(Data entries)

= = = = = = =

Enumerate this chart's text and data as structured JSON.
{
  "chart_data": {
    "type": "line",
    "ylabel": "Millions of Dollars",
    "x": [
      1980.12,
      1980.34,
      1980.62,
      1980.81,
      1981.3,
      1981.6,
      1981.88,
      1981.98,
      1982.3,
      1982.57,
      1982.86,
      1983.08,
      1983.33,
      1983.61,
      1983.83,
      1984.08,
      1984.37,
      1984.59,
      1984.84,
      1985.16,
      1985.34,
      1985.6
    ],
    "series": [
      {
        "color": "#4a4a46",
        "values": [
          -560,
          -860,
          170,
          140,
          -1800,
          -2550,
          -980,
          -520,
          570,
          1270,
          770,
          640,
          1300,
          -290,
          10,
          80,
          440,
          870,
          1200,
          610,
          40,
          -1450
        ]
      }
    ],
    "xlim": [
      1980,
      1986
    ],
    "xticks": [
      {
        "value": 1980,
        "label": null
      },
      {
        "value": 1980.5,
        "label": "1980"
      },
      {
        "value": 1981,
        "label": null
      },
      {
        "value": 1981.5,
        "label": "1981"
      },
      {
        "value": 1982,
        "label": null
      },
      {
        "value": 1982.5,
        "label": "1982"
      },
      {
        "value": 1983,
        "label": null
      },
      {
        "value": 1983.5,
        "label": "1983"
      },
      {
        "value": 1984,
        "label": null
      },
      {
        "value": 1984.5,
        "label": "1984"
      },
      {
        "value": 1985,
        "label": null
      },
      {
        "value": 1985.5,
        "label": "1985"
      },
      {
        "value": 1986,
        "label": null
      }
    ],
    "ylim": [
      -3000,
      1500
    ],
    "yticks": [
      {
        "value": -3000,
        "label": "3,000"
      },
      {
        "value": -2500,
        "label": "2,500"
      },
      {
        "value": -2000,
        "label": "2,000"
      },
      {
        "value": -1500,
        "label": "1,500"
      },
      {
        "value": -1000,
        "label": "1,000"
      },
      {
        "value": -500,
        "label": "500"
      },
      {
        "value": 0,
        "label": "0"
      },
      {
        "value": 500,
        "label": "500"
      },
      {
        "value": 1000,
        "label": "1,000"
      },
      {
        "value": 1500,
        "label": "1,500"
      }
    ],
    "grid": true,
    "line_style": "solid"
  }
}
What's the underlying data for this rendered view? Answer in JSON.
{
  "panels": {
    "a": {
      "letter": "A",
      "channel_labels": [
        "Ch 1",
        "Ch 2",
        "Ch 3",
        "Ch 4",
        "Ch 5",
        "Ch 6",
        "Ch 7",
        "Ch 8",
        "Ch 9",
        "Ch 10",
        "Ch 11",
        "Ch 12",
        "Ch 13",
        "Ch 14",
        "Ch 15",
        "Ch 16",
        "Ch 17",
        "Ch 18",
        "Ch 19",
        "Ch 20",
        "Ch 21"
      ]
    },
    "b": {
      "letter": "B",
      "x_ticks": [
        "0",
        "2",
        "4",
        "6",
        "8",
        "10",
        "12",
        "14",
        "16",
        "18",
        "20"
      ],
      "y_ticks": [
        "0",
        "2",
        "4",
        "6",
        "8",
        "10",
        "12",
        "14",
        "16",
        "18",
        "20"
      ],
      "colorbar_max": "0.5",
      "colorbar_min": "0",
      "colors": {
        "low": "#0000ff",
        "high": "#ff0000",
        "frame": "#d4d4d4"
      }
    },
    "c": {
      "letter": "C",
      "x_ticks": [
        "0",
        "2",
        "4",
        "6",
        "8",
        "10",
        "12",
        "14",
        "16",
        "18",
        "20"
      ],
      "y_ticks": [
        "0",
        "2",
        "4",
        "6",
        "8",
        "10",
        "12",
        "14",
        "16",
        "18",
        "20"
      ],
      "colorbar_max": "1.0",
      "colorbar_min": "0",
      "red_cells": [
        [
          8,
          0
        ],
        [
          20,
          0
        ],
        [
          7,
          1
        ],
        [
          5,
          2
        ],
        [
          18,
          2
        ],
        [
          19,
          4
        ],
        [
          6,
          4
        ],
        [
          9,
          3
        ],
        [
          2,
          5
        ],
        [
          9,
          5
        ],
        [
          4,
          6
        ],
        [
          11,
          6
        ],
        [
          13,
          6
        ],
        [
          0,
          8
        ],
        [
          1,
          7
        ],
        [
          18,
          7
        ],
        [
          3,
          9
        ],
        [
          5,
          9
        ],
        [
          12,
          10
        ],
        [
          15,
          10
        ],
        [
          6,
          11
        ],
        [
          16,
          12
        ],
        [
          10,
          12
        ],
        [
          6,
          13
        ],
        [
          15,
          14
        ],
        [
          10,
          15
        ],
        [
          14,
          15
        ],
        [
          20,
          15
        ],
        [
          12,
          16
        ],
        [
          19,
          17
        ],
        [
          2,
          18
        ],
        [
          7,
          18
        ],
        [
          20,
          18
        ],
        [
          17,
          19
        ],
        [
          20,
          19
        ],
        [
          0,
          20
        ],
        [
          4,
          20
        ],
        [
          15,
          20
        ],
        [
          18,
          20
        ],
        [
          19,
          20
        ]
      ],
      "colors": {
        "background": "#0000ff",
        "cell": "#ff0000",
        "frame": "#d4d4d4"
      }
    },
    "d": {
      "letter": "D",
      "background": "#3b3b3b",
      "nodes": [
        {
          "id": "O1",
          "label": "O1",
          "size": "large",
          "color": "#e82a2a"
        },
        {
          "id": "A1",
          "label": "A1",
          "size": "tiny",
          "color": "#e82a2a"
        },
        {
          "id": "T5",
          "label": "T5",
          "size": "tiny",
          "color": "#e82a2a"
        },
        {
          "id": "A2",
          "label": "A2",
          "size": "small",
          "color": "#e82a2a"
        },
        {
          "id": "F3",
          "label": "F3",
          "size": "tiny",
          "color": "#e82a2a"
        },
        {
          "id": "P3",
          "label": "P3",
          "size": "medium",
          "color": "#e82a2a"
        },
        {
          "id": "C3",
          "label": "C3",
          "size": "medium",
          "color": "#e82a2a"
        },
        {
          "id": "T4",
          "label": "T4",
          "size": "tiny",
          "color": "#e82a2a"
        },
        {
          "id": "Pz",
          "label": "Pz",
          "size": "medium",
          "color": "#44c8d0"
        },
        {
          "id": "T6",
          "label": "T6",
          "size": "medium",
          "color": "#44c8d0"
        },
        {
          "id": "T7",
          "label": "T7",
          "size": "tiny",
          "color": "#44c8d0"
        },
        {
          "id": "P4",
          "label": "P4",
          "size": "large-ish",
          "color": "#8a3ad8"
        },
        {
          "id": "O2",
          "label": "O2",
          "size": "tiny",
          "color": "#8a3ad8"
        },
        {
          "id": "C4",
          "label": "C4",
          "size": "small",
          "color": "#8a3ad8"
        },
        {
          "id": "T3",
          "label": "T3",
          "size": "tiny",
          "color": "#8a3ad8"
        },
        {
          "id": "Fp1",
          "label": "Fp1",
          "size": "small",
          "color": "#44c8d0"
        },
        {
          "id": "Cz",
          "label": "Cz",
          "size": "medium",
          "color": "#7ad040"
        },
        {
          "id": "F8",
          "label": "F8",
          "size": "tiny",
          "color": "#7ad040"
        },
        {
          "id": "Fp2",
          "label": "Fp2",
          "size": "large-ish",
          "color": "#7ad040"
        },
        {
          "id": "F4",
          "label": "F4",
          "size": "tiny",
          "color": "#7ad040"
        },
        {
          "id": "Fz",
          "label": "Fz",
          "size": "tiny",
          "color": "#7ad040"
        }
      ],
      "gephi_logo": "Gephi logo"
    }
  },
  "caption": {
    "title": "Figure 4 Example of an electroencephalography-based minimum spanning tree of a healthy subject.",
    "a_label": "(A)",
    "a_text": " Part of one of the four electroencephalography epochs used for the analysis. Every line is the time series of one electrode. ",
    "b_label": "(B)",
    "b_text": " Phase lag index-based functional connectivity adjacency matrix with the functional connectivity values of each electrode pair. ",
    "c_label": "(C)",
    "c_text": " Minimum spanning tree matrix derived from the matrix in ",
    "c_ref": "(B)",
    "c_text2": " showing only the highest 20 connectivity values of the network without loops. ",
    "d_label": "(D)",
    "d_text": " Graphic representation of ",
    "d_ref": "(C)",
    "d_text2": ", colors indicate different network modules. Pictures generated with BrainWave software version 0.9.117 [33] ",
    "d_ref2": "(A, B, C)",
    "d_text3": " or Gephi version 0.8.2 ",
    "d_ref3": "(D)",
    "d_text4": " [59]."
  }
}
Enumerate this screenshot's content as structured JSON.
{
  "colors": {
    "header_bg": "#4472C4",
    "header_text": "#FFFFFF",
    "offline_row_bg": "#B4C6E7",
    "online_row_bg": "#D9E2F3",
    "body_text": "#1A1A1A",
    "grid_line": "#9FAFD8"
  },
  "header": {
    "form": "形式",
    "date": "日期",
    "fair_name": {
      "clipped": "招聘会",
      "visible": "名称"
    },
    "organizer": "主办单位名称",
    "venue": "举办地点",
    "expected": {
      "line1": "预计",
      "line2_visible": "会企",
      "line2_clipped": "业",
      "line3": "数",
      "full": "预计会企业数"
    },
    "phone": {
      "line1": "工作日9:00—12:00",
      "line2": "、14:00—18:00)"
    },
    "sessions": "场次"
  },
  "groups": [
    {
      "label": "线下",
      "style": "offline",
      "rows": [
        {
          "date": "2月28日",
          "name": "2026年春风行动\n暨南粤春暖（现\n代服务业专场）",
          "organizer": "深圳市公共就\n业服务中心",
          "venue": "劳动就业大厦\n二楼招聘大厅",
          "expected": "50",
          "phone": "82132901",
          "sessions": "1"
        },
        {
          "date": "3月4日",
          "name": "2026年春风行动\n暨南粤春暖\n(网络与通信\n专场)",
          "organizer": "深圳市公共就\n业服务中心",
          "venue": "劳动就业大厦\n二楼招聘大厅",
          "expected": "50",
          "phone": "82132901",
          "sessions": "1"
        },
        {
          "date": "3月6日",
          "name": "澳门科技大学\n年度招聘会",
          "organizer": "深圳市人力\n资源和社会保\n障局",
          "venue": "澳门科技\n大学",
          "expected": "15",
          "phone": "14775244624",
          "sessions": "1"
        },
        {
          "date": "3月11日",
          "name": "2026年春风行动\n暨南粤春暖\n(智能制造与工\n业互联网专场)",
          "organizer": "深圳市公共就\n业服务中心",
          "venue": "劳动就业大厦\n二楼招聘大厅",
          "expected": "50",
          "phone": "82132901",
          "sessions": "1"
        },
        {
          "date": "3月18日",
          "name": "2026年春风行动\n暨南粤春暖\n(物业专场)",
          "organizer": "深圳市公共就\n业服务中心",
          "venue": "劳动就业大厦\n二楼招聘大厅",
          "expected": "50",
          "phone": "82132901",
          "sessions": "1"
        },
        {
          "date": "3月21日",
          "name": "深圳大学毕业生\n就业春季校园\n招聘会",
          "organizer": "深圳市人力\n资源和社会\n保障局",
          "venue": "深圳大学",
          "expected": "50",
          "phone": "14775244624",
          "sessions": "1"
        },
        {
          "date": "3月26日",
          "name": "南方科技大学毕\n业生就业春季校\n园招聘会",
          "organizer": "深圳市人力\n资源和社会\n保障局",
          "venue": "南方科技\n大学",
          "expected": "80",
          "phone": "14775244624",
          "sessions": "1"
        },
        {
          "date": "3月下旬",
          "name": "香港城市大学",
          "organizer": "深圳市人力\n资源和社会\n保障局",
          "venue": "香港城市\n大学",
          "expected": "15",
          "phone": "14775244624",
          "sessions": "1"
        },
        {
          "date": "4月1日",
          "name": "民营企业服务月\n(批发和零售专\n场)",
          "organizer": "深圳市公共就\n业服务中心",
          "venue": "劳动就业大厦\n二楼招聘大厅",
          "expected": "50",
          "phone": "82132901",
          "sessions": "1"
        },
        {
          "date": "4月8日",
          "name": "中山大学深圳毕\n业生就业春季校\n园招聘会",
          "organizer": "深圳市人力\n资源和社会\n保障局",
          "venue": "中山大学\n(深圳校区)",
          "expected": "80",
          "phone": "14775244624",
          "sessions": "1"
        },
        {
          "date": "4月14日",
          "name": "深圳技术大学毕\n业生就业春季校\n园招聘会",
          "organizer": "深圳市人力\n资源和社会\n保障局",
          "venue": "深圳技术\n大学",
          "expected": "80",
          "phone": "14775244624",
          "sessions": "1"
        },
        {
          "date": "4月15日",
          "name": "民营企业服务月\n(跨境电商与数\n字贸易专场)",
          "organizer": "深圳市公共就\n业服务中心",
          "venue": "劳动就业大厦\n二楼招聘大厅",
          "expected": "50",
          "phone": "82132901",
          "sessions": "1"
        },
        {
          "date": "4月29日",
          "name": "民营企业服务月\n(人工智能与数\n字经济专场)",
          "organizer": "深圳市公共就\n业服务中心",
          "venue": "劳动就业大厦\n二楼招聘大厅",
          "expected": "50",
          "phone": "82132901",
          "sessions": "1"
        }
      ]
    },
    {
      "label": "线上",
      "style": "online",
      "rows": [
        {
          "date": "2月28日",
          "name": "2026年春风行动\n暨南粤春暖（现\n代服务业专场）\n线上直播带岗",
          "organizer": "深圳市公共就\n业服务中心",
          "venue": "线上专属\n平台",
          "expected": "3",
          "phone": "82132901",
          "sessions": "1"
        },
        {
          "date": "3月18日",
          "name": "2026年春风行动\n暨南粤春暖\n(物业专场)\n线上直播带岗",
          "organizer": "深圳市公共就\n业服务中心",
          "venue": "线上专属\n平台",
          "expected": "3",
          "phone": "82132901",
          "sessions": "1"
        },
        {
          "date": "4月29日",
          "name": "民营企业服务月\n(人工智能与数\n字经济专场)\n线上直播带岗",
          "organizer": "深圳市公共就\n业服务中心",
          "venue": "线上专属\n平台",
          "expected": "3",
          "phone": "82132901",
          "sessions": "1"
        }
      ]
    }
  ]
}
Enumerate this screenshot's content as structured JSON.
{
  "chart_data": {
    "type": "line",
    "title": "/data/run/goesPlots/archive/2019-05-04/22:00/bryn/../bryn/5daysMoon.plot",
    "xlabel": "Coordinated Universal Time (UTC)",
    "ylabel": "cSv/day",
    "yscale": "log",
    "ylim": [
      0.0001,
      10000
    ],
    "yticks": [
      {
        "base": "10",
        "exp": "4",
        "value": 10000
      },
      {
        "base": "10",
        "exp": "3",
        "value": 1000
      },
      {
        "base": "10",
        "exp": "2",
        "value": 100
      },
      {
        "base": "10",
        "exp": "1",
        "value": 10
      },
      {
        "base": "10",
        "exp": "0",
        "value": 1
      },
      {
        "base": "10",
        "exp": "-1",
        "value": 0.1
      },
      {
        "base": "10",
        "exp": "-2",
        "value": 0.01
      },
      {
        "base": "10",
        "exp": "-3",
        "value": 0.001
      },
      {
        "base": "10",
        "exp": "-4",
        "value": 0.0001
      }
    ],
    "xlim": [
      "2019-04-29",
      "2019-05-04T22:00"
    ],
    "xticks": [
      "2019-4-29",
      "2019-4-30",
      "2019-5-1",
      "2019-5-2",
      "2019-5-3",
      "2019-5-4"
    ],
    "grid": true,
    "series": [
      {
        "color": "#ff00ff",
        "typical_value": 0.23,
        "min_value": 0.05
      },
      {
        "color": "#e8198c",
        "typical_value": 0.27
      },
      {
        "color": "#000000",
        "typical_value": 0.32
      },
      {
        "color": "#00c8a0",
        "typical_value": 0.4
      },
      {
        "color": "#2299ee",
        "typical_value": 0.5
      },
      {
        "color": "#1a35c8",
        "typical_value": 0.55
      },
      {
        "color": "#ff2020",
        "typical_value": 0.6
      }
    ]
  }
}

= = = = = = =

Find all lines where the word "民营企业服务月" appears. Copy them.

The output
          "name": "民营企业服务月\n(批发和零售专\n场)",
          "name": "民营企业服务月\n(跨境电商与数\n字贸易专场)",
          "name": "民营企业服务月\n(人工智能与数\n字经济专场)",
          "name": "民营企业服务月\n(人工智能与数\n字经济专场)\n线上直播带岗",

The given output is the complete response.